■ Task requirements ■
Return all entries precisely as they stand, without the images.

+++ Data supplied

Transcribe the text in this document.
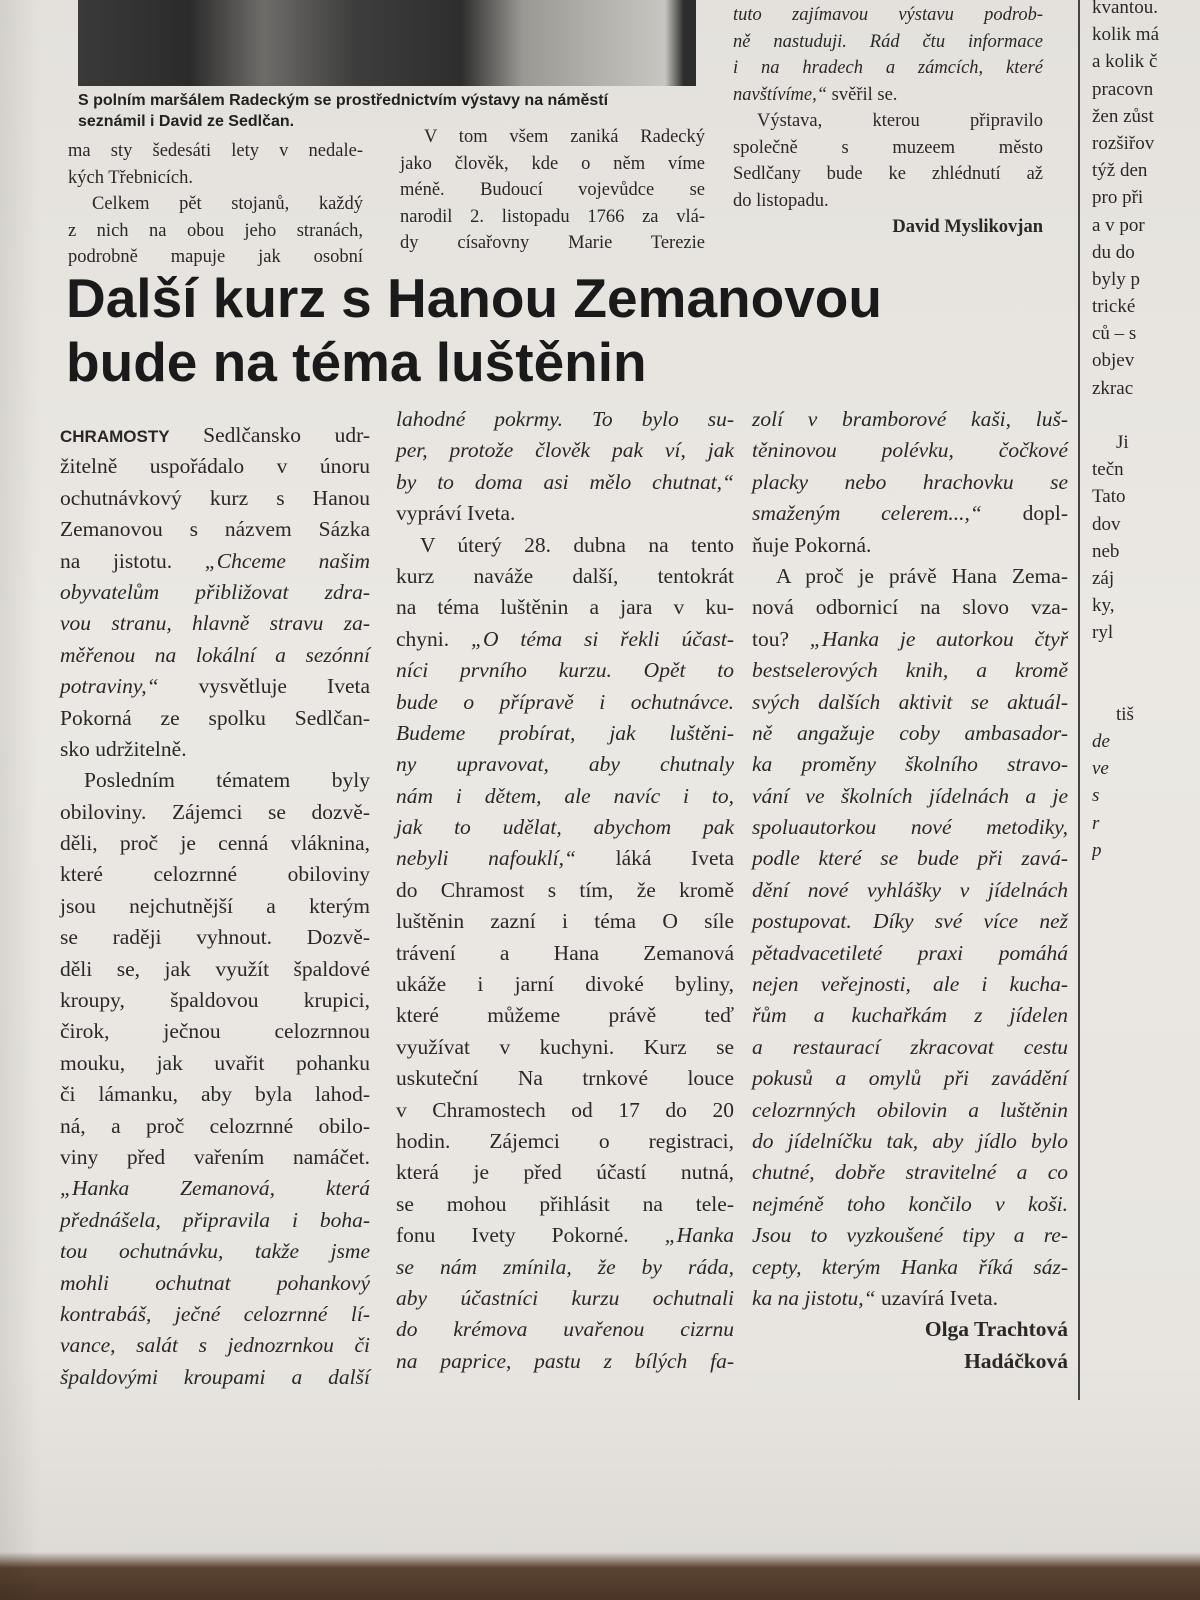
S polním maršálem Radeckým se prostřednictvím výstavy na náměstí
seznámil i David ze Sedlčan.
ma sty šedesáti lety v nedale-
kých Třebnicích.
Celkem pět stojanů, každý
z nich na obou jeho stranách,
podrobně mapuje jak osobní
V tom všem zaniká Radecký
jako člověk, kde o něm víme
méně. Budoucí vojevůdce se
narodil 2. listopadu 1766 za vlá-
dy císařovny Marie Terezie
tuto zajímavou výstavu podrob-
ně nastuduji. Rád čtu informace
i na hradech a zámcích, které
navštívíme,“ svěřil se.
Výstava, kterou připravilo
společně s muzeem město
Sedlčany bude ke zhlédnutí až
do listopadu.
David Myslikovjan
Další kurz s Hanou Zemanovou
bude na téma luštěnin
CHRAMOSTY Sedlčansko udr-
žitelně uspořádalo v únoru
ochutnávkový kurz s Hanou
Zemanovou s názvem Sázka
na jistotu. „Chceme našim
obyvatelům přibližovat zdra-
vou stranu, hlavně stravu za-
měřenou na lokální a sezónní
potraviny,“ vysvětluje Iveta
Pokorná ze spolku Sedlčan-
sko udržitelně.
Posledním tématem byly
obiloviny. Zájemci se dozvě-
děli, proč je cenná vláknina,
které celozrnné obiloviny
jsou nejchutnější a kterým
se raději vyhnout. Dozvě-
děli se, jak využít špaldové
kroupy, špaldovou krupici,
čirok, ječnou celozrnnou
mouku, jak uvařit pohanku
či lámanku, aby byla lahod-
ná, a proč celozrnné obilo-
viny před vařením namáčet.
„Hanka Zemanová, která
přednášela, připravila i boha-
tou ochutnávku, takže jsme
mohli ochutnat pohankový
kontrabáš, ječné celozrnné lí-
vance, salát s jednozrnkou či
špaldovými kroupami a další
lahodné pokrmy. To bylo su-
per, protože člověk pak ví, jak
by to doma asi mělo chutnat,“
vypráví Iveta.
V úterý 28. dubna na tento
kurz naváže další, tentokrát
na téma luštěnin a jara v ku-
chyni. „O téma si řekli účast-
níci prvního kurzu. Opět to
bude o přípravě i ochutnávce.
Budeme probírat, jak luštěni-
ny upravovat, aby chutnaly
nám i dětem, ale navíc i to,
jak to udělat, abychom pak
nebyli nafouklí,“ láká Iveta
do Chramost s tím, že kromě
luštěnin zazní i téma O síle
trávení a Hana Zemanová
ukáže i jarní divoké byliny,
které můžeme právě teď
využívat v kuchyni. Kurz se
uskuteční Na trnkové louce
v Chramostech od 17 do 20
hodin. Zájemci o registraci,
která je před účastí nutná,
se mohou přihlásit na tele-
fonu Ivety Pokorné. „Hanka
se nám zmínila, že by ráda,
aby účastníci kurzu ochutnali
do krémova uvařenou cizrnu
na paprice, pastu z bílých fa-
zolí v bramborové kaši, luš-
těninovou polévku, čočkové
placky nebo hrachovku se
smaženým celerem...,“ dopl-
ňuje Pokorná.
A proč je právě Hana Zema-
nová odbornicí na slovo vza-
tou? „Hanka je autorkou čtyř
bestselerových knih, a kromě
svých dalších aktivit se aktuál-
ně angažuje coby ambasador-
ka proměny školního stravo-
vání ve školních jídelnách a je
spoluautorkou nové metodiky,
podle které se bude při zavá-
dění nové vyhlášky v jídelnách
postupovat. Díky své více než
pětadvacetileté praxi pomáhá
nejen veřejnosti, ale i kucha-
řům a kuchařkám z jídelen
a restaurací zkracovat cestu
pokusů a omylů při zavádění
celozrnných obilovin a luštěnin
do jídelníčku tak, aby jídlo bylo
chutné, dobře stravitelné a co
nejméně toho končilo v koši.
Jsou to vyzkoušené tipy a re-
cepty, kterým Hanka říká sáz-
ka na jistotu,“ uzavírá Iveta.
Olga Trachtová
Hadáčková
kvantou.
kolik má
a kolik č
pracovn
žen zůst
rozšiřov
týž den
pro při
a v por
du do
byly p
trické
ců – s
objev
zkrac
Ji
tečn
Tato
dov
neb
záj
ky,
ryl
tiš
de
ve
s
r
p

++++++

■ Output for this exercise ■
Transcribe the text in this document.
S polním maršálem Radeckým se prostřednictvím výstavy na náměstí
seznámil i David ze Sedlčan.
ma sty šedesáti lety v nedale-
kých Třebnicích.
Celkem pět stojanů, každý
z nich na obou jeho stranách,
podrobně mapuje jak osobní
V tom všem zaniká Radecký
jako člověk, kde o něm víme
méně. Budoucí vojevůdce se
narodil 2. listopadu 1766 za vlá-
dy císařovny Marie Terezie
tuto zajímavou výstavu podrob-
ně nastuduji. Rád čtu informace
i na hradech a zámcích, které
navštívíme,“ svěřil se.
Výstava, kterou připravilo
společně s muzeem město
Sedlčany bude ke zhlédnutí až
do listopadu.
David Myslikovjan
Další kurz s Hanou Zemanovou
bude na téma luštěnin
CHRAMOSTY Sedlčansko udr-
žitelně uspořádalo v únoru
ochutnávkový kurz s Hanou
Zemanovou s názvem Sázka
na jistotu. „Chceme našim
obyvatelům přibližovat zdra-
vou stranu, hlavně stravu za-
měřenou na lokální a sezónní
potraviny,“ vysvětluje Iveta
Pokorná ze spolku Sedlčan-
sko udržitelně.
Posledním tématem byly
obiloviny. Zájemci se dozvě-
děli, proč je cenná vláknina,
které celozrnné obiloviny
jsou nejchutnější a kterým
se raději vyhnout. Dozvě-
děli se, jak využít špaldové
kroupy, špaldovou krupici,
čirok, ječnou celozrnnou
mouku, jak uvařit pohanku
či lámanku, aby byla lahod-
ná, a proč celozrnné obilo-
viny před vařením namáčet.
„Hanka Zemanová, která
přednášela, připravila i boha-
tou ochutnávku, takže jsme
mohli ochutnat pohankový
kontrabáš, ječné celozrnné lí-
vance, salát s jednozrnkou či
špaldovými kroupami a další
lahodné pokrmy. To bylo su-
per, protože člověk pak ví, jak
by to doma asi mělo chutnat,“
vypráví Iveta.
V úterý 28. dubna na tento
kurz naváže další, tentokrát
na téma luštěnin a jara v ku-
chyni. „O téma si řekli účast-
níci prvního kurzu. Opět to
bude o přípravě i ochutnávce.
Budeme probírat, jak luštěni-
ny upravovat, aby chutnaly
nám i dětem, ale navíc i to,
jak to udělat, abychom pak
nebyli nafouklí,“ láká Iveta
do Chramost s tím, že kromě
luštěnin zazní i téma O síle
trávení a Hana Zemanová
ukáže i jarní divoké byliny,
které můžeme právě teď
využívat v kuchyni. Kurz se
uskuteční Na trnkové louce
v Chramostech od 17 do 20
hodin. Zájemci o registraci,
která je před účastí nutná,
se mohou přihlásit na tele-
fonu Ivety Pokorné. „Hanka
se nám zmínila, že by ráda,
aby účastníci kurzu ochutnali
do krémova uvařenou cizrnu
na paprice, pastu z bílých fa-
zolí v bramborové kaši, luš-
těninovou polévku, čočkové
placky nebo hrachovku se
smaženým celerem...,“ dopl-
ňuje Pokorná.
A proč je právě Hana Zema-
nová odbornicí na slovo vza-
tou? „Hanka je autorkou čtyř
bestselerových knih, a kromě
svých dalších aktivit se aktuál-
ně angažuje coby ambasador-
ka proměny školního stravo-
vání ve školních jídelnách a je
spoluautorkou nové metodiky,
podle které se bude při zavá-
dění nové vyhlášky v jídelnách
postupovat. Díky své více než
pětadvacetileté praxi pomáhá
nejen veřejnosti, ale i kucha-
řům a kuchařkám z jídelen
a restaurací zkracovat cestu
pokusů a omylů při zavádění
celozrnných obilovin a luštěnin
do jídelníčku tak, aby jídlo bylo
chutné, dobře stravitelné a co
nejméně toho končilo v koši.
Jsou to vyzkoušené tipy a re-
cepty, kterým Hanka říká sáz-
ka na jistotu,“ uzavírá Iveta.
Olga Trachtová
Hadáčková
kvantou.
kolik má
a kolik č
pracovn
žen zůst
rozšiřov
týž den
pro při
a v por
du do
byly p
trické
ců – s
objev
zkrac
Ji
tečn
Tato
dov
neb
záj
ky,
ryl
tiš
de
ve
s
r
p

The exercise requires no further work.